Set problem → Put the lines between the one holding "action-bar: Update fields" and the one holding "pill-stack: ✓ Text", inclusive, into a Markdown table with two columns, Row and Line. Number each row and leave out any blank lines.

▬▬▬▬▬▬▬▬▬▬

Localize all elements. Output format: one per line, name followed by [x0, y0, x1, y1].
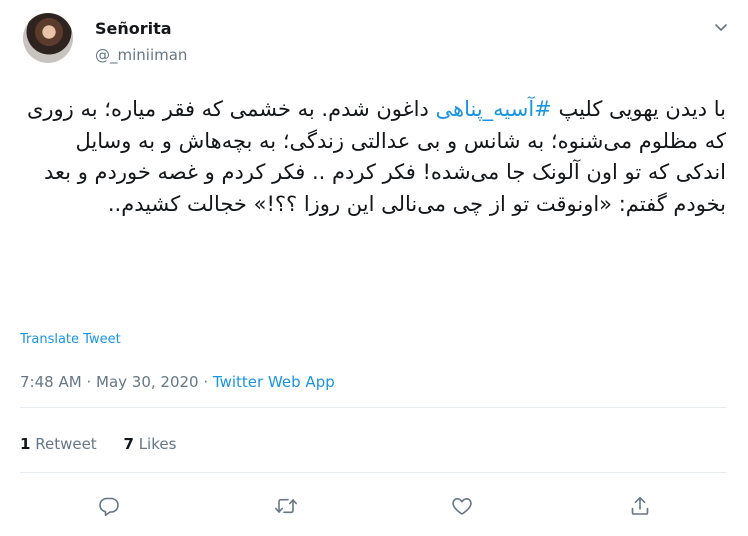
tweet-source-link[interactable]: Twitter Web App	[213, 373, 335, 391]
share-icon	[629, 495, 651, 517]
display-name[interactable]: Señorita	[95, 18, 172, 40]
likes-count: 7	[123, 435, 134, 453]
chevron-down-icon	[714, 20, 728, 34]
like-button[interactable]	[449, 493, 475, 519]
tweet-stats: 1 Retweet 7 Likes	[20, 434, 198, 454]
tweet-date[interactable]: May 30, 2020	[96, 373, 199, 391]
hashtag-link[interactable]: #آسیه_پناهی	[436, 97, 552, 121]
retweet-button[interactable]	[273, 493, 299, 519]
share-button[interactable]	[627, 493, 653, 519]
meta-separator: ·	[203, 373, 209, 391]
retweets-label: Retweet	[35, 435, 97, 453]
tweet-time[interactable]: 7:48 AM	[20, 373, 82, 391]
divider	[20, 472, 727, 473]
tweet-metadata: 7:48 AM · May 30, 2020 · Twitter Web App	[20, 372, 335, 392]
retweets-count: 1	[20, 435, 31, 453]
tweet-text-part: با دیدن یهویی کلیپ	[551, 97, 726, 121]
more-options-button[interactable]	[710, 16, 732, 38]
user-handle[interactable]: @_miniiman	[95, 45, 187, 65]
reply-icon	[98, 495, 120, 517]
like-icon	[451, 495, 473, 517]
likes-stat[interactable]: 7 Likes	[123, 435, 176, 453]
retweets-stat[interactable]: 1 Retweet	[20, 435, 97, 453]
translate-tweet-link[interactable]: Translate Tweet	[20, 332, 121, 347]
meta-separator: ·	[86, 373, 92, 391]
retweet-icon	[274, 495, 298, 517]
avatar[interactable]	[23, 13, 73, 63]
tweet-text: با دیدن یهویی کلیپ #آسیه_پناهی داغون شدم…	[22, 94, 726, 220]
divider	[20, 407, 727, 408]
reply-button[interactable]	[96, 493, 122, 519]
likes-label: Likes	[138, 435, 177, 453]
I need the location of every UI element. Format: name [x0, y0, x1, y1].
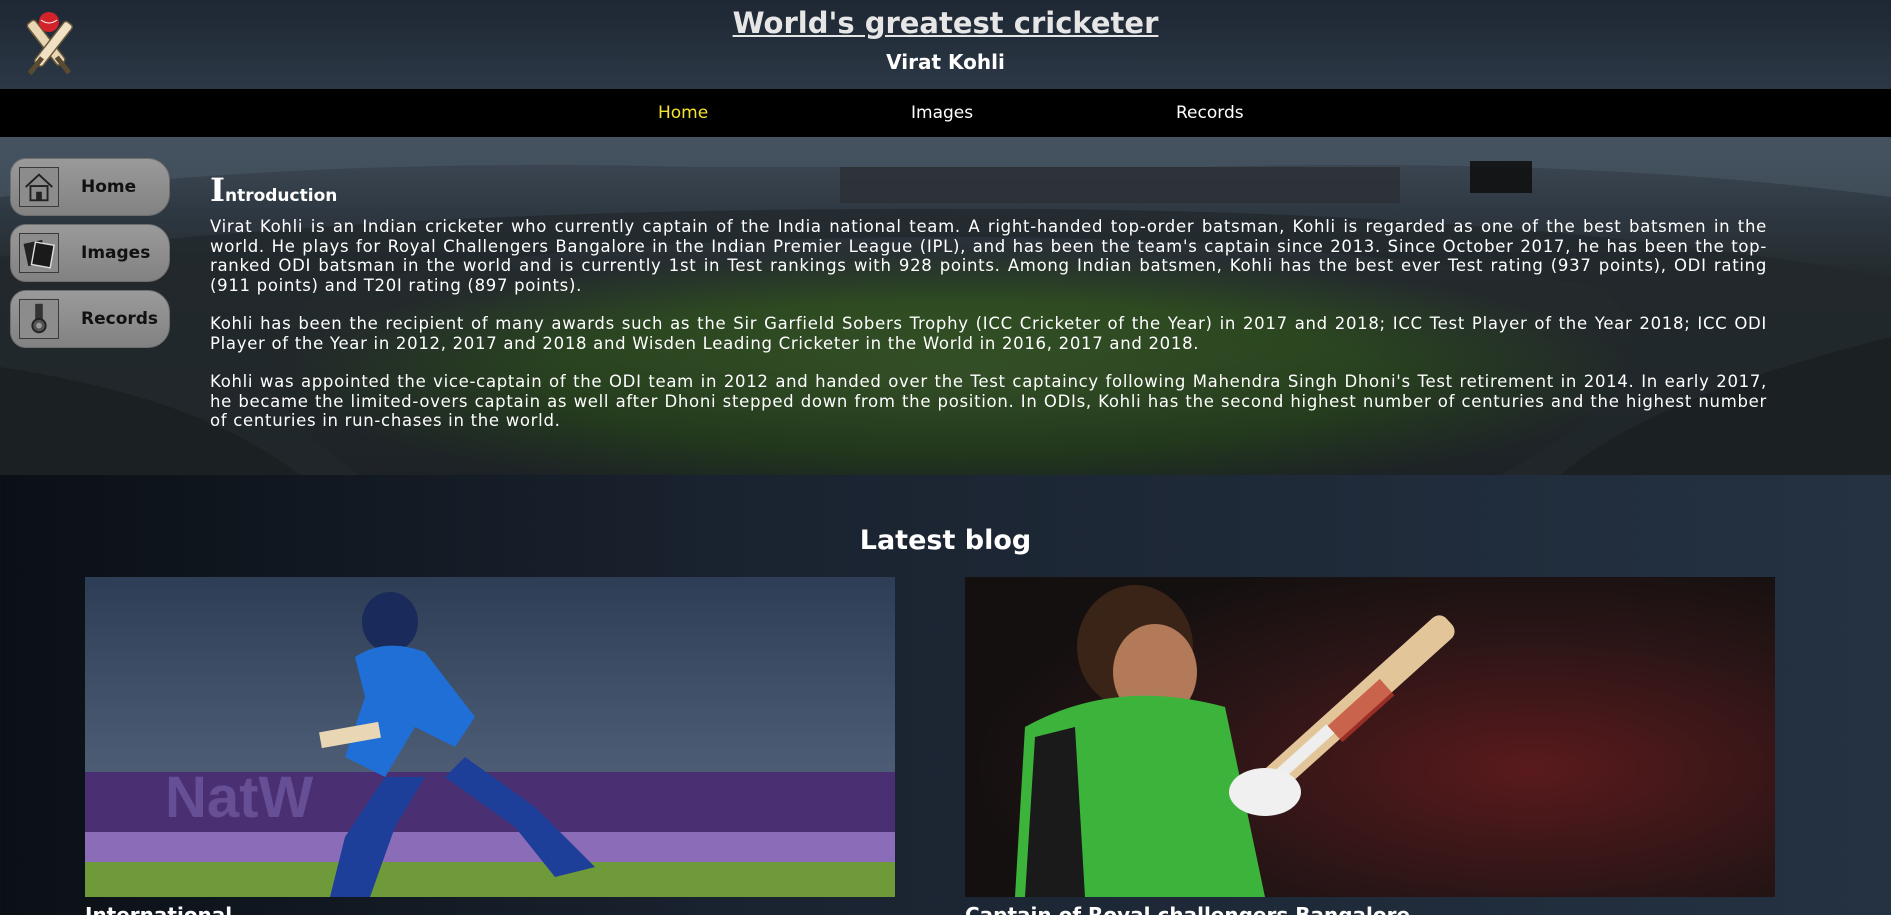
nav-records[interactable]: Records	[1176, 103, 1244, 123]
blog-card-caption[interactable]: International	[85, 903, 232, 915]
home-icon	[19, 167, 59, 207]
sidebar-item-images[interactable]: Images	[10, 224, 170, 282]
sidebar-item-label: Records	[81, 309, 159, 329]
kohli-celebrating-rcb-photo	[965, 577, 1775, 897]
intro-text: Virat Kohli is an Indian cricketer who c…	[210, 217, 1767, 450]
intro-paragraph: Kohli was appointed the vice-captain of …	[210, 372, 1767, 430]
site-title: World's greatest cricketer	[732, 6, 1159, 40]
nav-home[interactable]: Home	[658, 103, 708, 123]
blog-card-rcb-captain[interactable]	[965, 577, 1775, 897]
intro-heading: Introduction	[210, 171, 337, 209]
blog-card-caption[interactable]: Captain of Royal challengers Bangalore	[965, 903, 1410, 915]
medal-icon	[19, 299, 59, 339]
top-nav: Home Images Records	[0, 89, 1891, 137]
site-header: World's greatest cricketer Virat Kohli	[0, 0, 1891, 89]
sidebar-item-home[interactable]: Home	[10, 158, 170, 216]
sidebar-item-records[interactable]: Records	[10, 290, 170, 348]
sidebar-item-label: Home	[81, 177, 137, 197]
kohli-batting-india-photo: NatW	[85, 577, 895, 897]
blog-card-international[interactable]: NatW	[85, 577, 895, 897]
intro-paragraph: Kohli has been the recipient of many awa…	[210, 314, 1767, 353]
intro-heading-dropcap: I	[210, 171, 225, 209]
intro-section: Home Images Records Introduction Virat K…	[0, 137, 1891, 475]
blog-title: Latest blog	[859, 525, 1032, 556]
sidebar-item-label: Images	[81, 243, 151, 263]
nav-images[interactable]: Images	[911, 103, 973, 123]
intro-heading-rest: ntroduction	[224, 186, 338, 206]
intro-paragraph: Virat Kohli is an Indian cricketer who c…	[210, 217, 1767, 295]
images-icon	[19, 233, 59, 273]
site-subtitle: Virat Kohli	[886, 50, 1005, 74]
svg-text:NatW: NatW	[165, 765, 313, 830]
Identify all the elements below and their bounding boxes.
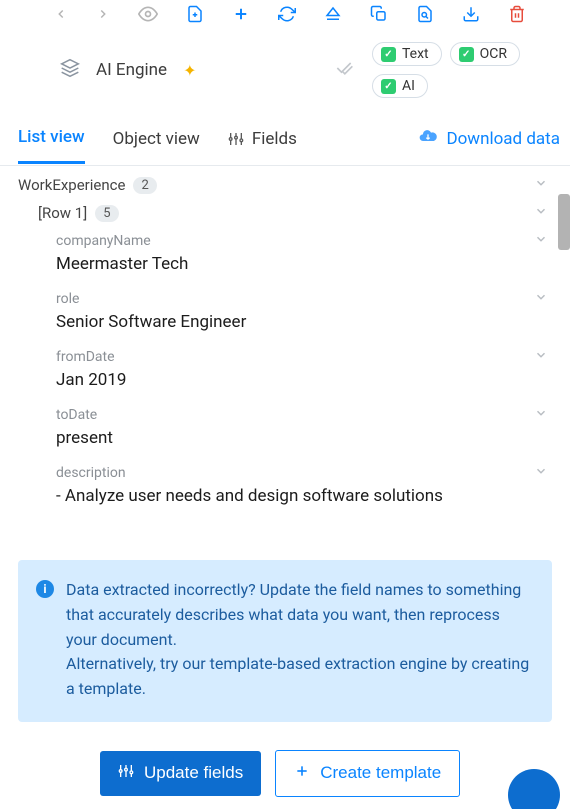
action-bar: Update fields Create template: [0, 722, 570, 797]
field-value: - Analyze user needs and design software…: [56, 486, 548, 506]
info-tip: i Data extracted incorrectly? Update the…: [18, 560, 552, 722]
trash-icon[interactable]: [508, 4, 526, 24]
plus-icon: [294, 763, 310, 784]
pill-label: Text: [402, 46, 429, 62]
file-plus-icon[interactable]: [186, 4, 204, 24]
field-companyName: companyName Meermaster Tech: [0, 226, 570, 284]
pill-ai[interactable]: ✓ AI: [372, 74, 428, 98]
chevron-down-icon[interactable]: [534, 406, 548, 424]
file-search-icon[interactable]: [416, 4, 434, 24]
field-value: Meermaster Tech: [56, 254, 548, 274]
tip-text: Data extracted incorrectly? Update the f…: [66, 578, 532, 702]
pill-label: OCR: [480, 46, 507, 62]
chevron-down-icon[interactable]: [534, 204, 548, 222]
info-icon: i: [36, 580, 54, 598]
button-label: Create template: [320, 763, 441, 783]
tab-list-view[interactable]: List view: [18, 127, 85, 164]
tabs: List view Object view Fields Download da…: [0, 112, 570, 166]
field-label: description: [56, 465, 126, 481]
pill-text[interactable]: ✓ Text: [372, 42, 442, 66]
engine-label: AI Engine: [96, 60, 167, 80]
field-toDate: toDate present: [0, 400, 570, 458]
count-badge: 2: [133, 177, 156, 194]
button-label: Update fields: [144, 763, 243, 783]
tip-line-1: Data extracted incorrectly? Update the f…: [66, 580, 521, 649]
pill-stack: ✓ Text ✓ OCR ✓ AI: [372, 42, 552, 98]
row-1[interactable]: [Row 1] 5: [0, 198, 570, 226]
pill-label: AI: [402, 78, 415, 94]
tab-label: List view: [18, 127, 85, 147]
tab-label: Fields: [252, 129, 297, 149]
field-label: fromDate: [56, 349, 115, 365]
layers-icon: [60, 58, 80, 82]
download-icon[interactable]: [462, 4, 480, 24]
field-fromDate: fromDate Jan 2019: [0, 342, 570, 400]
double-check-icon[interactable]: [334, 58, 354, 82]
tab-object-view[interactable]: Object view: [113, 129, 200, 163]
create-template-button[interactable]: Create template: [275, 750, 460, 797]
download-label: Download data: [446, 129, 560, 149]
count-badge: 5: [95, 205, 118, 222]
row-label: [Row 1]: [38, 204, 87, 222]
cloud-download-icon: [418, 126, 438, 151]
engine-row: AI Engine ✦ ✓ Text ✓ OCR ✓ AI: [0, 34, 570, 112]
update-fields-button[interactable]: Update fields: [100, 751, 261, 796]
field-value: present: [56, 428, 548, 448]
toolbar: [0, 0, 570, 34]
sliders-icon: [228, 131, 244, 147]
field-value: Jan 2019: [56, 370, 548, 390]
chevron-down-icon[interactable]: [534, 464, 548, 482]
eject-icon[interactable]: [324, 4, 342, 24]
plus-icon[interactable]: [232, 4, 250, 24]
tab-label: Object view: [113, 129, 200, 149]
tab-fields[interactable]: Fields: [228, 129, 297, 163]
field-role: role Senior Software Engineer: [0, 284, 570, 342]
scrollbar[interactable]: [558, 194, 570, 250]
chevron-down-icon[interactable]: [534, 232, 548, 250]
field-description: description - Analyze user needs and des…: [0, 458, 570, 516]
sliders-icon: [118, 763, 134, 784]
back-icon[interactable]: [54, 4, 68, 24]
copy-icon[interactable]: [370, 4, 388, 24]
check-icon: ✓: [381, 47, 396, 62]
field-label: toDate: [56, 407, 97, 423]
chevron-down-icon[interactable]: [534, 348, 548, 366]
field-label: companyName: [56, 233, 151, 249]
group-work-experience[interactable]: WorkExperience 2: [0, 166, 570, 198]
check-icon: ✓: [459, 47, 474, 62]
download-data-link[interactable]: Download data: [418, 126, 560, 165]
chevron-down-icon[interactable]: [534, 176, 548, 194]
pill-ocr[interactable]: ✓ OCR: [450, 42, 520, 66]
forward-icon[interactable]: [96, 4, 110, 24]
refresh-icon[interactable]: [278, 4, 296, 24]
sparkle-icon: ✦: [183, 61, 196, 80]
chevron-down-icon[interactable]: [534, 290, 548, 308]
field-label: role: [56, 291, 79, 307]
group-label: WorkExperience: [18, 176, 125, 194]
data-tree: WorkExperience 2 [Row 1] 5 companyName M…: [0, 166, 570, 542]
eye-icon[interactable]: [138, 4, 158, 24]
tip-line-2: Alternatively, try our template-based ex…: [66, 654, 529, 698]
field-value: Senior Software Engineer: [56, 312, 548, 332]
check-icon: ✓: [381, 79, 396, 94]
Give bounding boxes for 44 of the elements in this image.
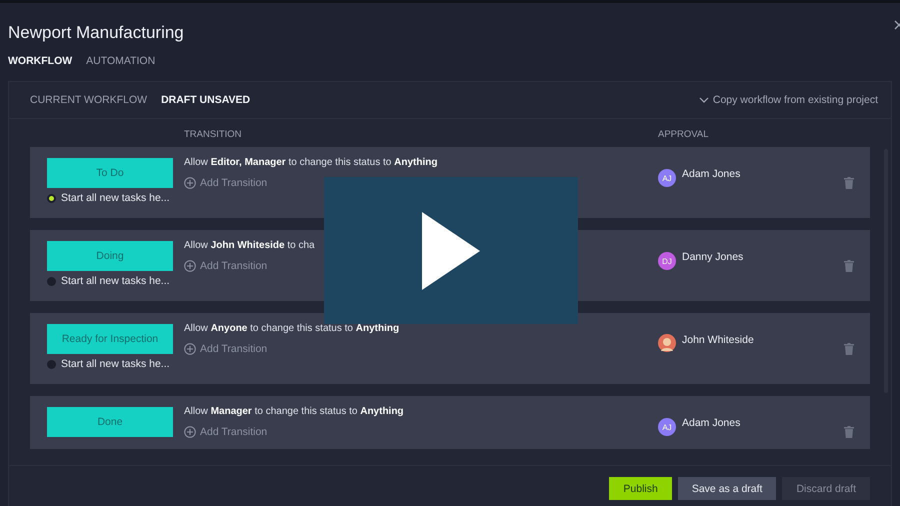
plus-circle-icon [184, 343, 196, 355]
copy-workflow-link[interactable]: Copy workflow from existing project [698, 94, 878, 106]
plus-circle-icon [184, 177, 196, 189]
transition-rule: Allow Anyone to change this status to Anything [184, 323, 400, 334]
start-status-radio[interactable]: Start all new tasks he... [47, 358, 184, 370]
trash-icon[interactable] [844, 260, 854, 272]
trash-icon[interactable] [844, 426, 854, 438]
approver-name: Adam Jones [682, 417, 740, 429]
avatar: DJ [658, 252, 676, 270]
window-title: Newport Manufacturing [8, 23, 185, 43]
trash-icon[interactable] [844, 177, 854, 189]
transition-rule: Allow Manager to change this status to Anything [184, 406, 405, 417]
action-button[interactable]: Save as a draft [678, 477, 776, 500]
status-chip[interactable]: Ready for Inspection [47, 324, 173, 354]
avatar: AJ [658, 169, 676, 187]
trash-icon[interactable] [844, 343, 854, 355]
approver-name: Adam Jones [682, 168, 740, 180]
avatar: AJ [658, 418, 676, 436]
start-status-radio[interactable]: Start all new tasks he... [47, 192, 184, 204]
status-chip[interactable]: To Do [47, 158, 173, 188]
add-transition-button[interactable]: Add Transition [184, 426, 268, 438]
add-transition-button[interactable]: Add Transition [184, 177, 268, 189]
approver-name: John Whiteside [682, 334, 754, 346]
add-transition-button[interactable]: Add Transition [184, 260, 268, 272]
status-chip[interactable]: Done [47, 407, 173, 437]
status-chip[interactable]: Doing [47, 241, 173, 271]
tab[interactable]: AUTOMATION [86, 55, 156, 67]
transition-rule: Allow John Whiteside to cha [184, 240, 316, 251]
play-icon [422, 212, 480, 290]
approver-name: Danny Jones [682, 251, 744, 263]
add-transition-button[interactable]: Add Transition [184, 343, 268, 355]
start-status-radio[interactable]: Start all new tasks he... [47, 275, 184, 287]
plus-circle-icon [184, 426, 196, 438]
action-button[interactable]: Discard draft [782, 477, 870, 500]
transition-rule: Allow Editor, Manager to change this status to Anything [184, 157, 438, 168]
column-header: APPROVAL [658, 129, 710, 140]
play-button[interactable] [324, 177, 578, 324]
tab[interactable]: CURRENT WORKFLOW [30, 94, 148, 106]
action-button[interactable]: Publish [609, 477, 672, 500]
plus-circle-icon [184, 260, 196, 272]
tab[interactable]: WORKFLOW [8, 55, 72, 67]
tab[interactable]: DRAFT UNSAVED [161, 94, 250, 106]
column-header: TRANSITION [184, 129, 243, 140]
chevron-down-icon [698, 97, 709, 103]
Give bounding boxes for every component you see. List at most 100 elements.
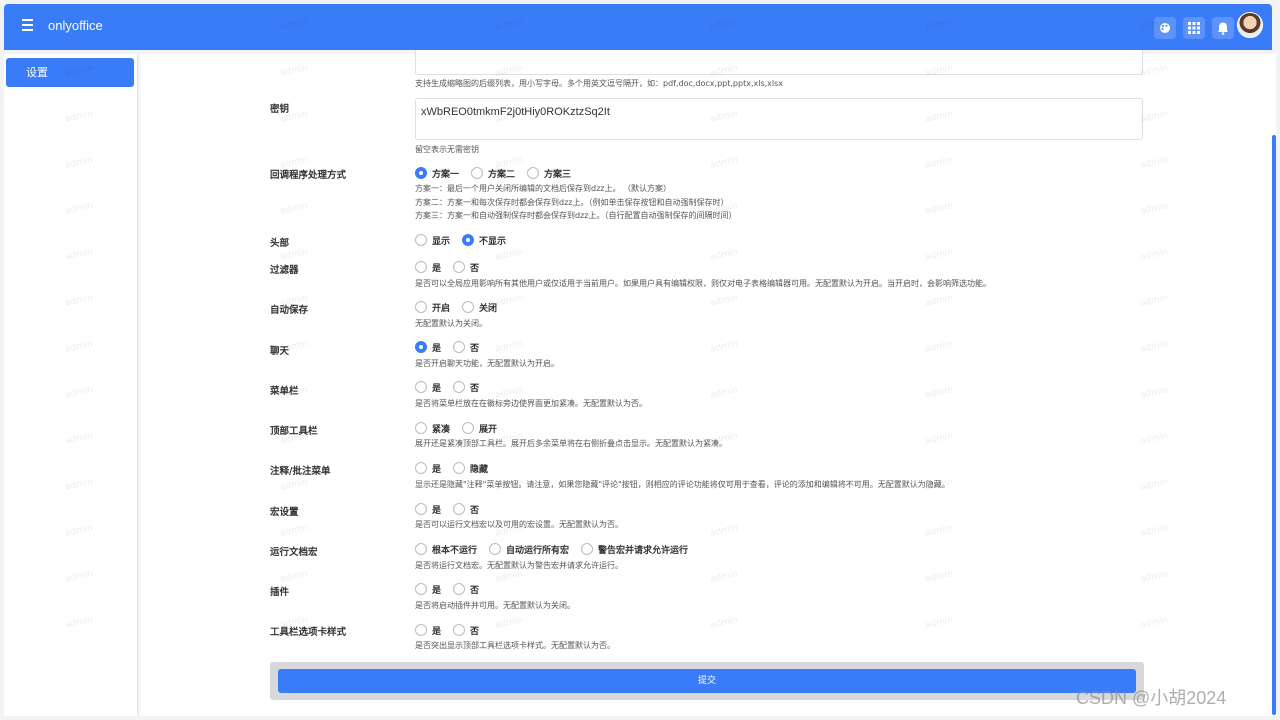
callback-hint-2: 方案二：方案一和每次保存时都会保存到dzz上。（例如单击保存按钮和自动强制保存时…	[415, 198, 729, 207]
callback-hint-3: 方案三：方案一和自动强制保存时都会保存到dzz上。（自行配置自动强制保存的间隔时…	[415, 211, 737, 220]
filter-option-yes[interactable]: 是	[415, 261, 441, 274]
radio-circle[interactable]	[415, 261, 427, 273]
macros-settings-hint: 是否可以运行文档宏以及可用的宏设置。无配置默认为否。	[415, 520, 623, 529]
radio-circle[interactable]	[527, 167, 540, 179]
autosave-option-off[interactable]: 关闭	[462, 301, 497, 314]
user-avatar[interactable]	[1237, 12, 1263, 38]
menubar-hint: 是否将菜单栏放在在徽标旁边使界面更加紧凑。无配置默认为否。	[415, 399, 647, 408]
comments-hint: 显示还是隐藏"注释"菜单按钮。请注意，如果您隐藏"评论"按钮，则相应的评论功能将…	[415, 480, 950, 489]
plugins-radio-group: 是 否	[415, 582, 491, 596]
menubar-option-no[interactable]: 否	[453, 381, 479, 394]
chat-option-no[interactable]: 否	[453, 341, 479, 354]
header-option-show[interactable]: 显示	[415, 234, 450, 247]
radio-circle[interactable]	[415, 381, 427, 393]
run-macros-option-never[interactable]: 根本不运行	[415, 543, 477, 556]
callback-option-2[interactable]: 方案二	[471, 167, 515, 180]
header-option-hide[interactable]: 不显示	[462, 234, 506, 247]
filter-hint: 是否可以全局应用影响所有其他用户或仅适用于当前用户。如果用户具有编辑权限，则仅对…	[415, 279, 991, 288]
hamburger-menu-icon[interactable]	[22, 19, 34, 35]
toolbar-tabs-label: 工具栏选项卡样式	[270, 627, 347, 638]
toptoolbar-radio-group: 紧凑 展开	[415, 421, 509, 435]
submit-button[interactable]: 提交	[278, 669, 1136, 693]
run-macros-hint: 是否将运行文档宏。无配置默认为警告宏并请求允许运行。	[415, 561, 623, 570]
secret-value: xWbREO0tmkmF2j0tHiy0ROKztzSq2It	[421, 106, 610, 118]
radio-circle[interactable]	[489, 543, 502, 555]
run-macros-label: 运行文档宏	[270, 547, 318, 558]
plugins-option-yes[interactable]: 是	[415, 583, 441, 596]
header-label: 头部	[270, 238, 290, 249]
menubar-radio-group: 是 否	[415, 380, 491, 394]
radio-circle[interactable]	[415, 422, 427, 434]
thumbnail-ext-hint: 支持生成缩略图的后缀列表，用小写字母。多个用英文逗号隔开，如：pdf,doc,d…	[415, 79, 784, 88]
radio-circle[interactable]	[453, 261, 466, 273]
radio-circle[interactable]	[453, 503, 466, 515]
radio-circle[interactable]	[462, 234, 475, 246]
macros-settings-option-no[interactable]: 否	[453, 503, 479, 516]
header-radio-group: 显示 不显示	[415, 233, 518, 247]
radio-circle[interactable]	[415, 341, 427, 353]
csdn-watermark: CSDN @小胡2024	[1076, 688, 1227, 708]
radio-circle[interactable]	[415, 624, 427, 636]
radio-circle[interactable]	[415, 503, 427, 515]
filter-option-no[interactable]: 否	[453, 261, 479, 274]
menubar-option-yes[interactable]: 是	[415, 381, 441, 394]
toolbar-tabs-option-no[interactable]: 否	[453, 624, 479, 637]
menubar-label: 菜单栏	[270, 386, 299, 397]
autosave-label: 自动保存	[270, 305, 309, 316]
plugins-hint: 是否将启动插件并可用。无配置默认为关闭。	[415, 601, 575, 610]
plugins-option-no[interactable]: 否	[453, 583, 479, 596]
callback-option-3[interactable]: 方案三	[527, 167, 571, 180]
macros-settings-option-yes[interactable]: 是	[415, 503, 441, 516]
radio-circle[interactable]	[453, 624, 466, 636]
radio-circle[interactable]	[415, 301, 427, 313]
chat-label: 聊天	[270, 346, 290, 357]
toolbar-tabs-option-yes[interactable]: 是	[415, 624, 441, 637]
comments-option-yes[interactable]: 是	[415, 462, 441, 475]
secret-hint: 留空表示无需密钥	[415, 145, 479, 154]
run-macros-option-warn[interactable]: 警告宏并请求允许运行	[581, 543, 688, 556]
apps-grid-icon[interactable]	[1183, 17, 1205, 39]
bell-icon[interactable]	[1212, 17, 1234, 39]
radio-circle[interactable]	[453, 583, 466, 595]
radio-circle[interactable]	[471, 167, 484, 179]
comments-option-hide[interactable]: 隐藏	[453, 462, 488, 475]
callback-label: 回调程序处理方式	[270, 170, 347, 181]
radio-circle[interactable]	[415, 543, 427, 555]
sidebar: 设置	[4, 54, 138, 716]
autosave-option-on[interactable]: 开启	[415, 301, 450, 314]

▬▬▬▬▬▬▬▬▬▬

Final answer →
| Row | Line |
|---|---|
| 1 | action-bar: Update fields Create template: [0, 722, 570, 797] |
| 2 | field-value: - Analyze user needs and design software…: [56, 486, 548, 506] |
| 3 | info-tip: i Data extracted incorrectly? Update the…: [18, 560, 552, 722] |
| 4 | trash-icon[interactable]: [508, 4, 526, 24] |
| 5 | plus-icon: [294, 763, 310, 784] |
| 6 | pill-label: Text: [402, 46, 429, 62] |
| 7 | file-plus-icon[interactable]: [186, 4, 204, 24] |
| 8 | field-companyName: companyName Meermaster Tech: [0, 226, 570, 284] |
| 9 | pill-ai[interactable]: ✓ AI: [372, 74, 428, 98] |
| 10 | chevron-down-icon[interactable]: [534, 406, 548, 424] |
| 11 | file-search-icon[interactable]: [416, 4, 434, 24] |
| 12 | field-value: Meermaster Tech: [56, 254, 548, 274] |
| 13 | tip-text: Data extracted incorrectly? Update the f…: [66, 578, 532, 702] |
| 14 | pill-label: OCR: [480, 46, 507, 62] |
| 15 | chevron-down-icon[interactable]: [534, 204, 548, 222] |
| 16 | info-icon: i: [36, 580, 54, 598] |
| 17 | button-label: Create template: [320, 763, 441, 783] |
| 18 | tab-list-view[interactable]: List view: [18, 127, 85, 164] |
| 19 | tabs: List view Object view Fields Download da…: [0, 112, 570, 166] |
| 20 | field-label: description: [56, 465, 126, 481] |
| 21 | pill-text[interactable]: ✓ Text: [372, 42, 442, 66] |
| 22 | engine-label: AI Engine: [96, 60, 167, 80] |
| 23 | field-toDate: toDate present: [0, 400, 570, 458] |
| 24 | count-badge: 2: [133, 177, 156, 194] |
| 25 | button-label: Update fields: [144, 763, 243, 783] |
| 26 | tip-line-1: Data extracted incorrectly? Update the f…: [66, 580, 521, 649] |
| 27 | pill-stack: ✓ Text ✓ OCR ✓ AI: [372, 42, 552, 98] |